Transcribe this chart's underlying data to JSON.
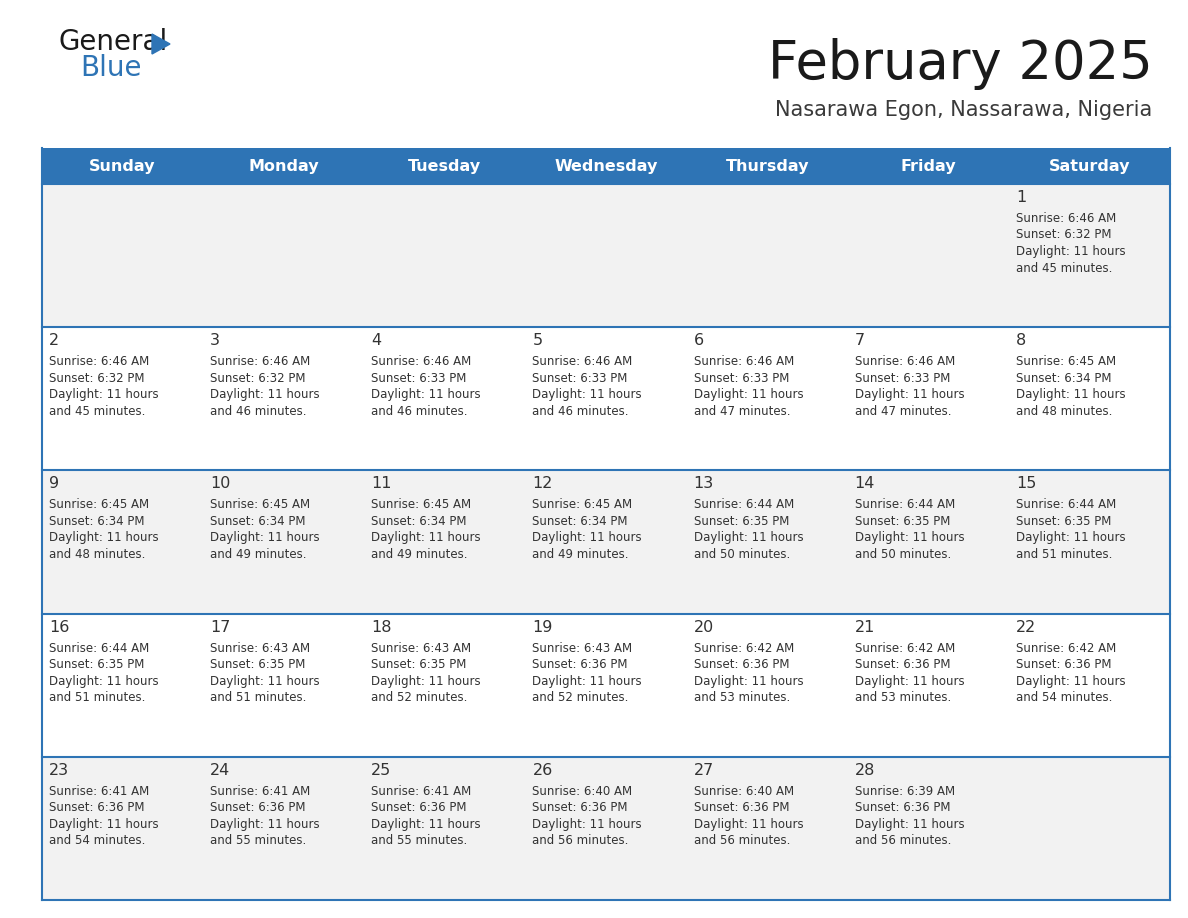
{
  "title": "February 2025",
  "subtitle": "Nasarawa Egon, Nassarawa, Nigeria",
  "header_bg": "#2e74b5",
  "header_text": "#ffffff",
  "row_bg_odd": "#f2f2f2",
  "row_bg_even": "#ffffff",
  "separator_color": "#2e74b5",
  "text_color": "#333333",
  "days_of_week": [
    "Sunday",
    "Monday",
    "Tuesday",
    "Wednesday",
    "Thursday",
    "Friday",
    "Saturday"
  ],
  "calendar_data": [
    [
      null,
      null,
      null,
      null,
      null,
      null,
      {
        "day": "1",
        "sunrise": "6:46 AM",
        "sunset": "6:32 PM",
        "daylight1": "11 hours",
        "daylight2": "and 45 minutes."
      }
    ],
    [
      {
        "day": "2",
        "sunrise": "6:46 AM",
        "sunset": "6:32 PM",
        "daylight1": "11 hours",
        "daylight2": "and 45 minutes."
      },
      {
        "day": "3",
        "sunrise": "6:46 AM",
        "sunset": "6:32 PM",
        "daylight1": "11 hours",
        "daylight2": "and 46 minutes."
      },
      {
        "day": "4",
        "sunrise": "6:46 AM",
        "sunset": "6:33 PM",
        "daylight1": "11 hours",
        "daylight2": "and 46 minutes."
      },
      {
        "day": "5",
        "sunrise": "6:46 AM",
        "sunset": "6:33 PM",
        "daylight1": "11 hours",
        "daylight2": "and 46 minutes."
      },
      {
        "day": "6",
        "sunrise": "6:46 AM",
        "sunset": "6:33 PM",
        "daylight1": "11 hours",
        "daylight2": "and 47 minutes."
      },
      {
        "day": "7",
        "sunrise": "6:46 AM",
        "sunset": "6:33 PM",
        "daylight1": "11 hours",
        "daylight2": "and 47 minutes."
      },
      {
        "day": "8",
        "sunrise": "6:45 AM",
        "sunset": "6:34 PM",
        "daylight1": "11 hours",
        "daylight2": "and 48 minutes."
      }
    ],
    [
      {
        "day": "9",
        "sunrise": "6:45 AM",
        "sunset": "6:34 PM",
        "daylight1": "11 hours",
        "daylight2": "and 48 minutes."
      },
      {
        "day": "10",
        "sunrise": "6:45 AM",
        "sunset": "6:34 PM",
        "daylight1": "11 hours",
        "daylight2": "and 49 minutes."
      },
      {
        "day": "11",
        "sunrise": "6:45 AM",
        "sunset": "6:34 PM",
        "daylight1": "11 hours",
        "daylight2": "and 49 minutes."
      },
      {
        "day": "12",
        "sunrise": "6:45 AM",
        "sunset": "6:34 PM",
        "daylight1": "11 hours",
        "daylight2": "and 49 minutes."
      },
      {
        "day": "13",
        "sunrise": "6:44 AM",
        "sunset": "6:35 PM",
        "daylight1": "11 hours",
        "daylight2": "and 50 minutes."
      },
      {
        "day": "14",
        "sunrise": "6:44 AM",
        "sunset": "6:35 PM",
        "daylight1": "11 hours",
        "daylight2": "and 50 minutes."
      },
      {
        "day": "15",
        "sunrise": "6:44 AM",
        "sunset": "6:35 PM",
        "daylight1": "11 hours",
        "daylight2": "and 51 minutes."
      }
    ],
    [
      {
        "day": "16",
        "sunrise": "6:44 AM",
        "sunset": "6:35 PM",
        "daylight1": "11 hours",
        "daylight2": "and 51 minutes."
      },
      {
        "day": "17",
        "sunrise": "6:43 AM",
        "sunset": "6:35 PM",
        "daylight1": "11 hours",
        "daylight2": "and 51 minutes."
      },
      {
        "day": "18",
        "sunrise": "6:43 AM",
        "sunset": "6:35 PM",
        "daylight1": "11 hours",
        "daylight2": "and 52 minutes."
      },
      {
        "day": "19",
        "sunrise": "6:43 AM",
        "sunset": "6:36 PM",
        "daylight1": "11 hours",
        "daylight2": "and 52 minutes."
      },
      {
        "day": "20",
        "sunrise": "6:42 AM",
        "sunset": "6:36 PM",
        "daylight1": "11 hours",
        "daylight2": "and 53 minutes."
      },
      {
        "day": "21",
        "sunrise": "6:42 AM",
        "sunset": "6:36 PM",
        "daylight1": "11 hours",
        "daylight2": "and 53 minutes."
      },
      {
        "day": "22",
        "sunrise": "6:42 AM",
        "sunset": "6:36 PM",
        "daylight1": "11 hours",
        "daylight2": "and 54 minutes."
      }
    ],
    [
      {
        "day": "23",
        "sunrise": "6:41 AM",
        "sunset": "6:36 PM",
        "daylight1": "11 hours",
        "daylight2": "and 54 minutes."
      },
      {
        "day": "24",
        "sunrise": "6:41 AM",
        "sunset": "6:36 PM",
        "daylight1": "11 hours",
        "daylight2": "and 55 minutes."
      },
      {
        "day": "25",
        "sunrise": "6:41 AM",
        "sunset": "6:36 PM",
        "daylight1": "11 hours",
        "daylight2": "and 55 minutes."
      },
      {
        "day": "26",
        "sunrise": "6:40 AM",
        "sunset": "6:36 PM",
        "daylight1": "11 hours",
        "daylight2": "and 56 minutes."
      },
      {
        "day": "27",
        "sunrise": "6:40 AM",
        "sunset": "6:36 PM",
        "daylight1": "11 hours",
        "daylight2": "and 56 minutes."
      },
      {
        "day": "28",
        "sunrise": "6:39 AM",
        "sunset": "6:36 PM",
        "daylight1": "11 hours",
        "daylight2": "and 56 minutes."
      },
      null
    ]
  ]
}
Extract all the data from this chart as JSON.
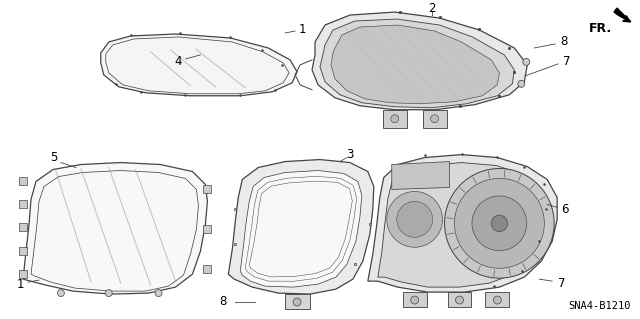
{
  "background_color": "#ffffff",
  "diagram_code": "SNA4-B1210",
  "fr_label": "FR.",
  "line_color": "#444444",
  "text_color": "#000000",
  "label_fontsize": 8.5,
  "code_fontsize": 7.5
}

Aim of the exercise:
Show every line in the records above that contains the word "chart".

Written answer:
Transcribe this chart's underlying data to JSON.
Extract all the data from this chart as JSON.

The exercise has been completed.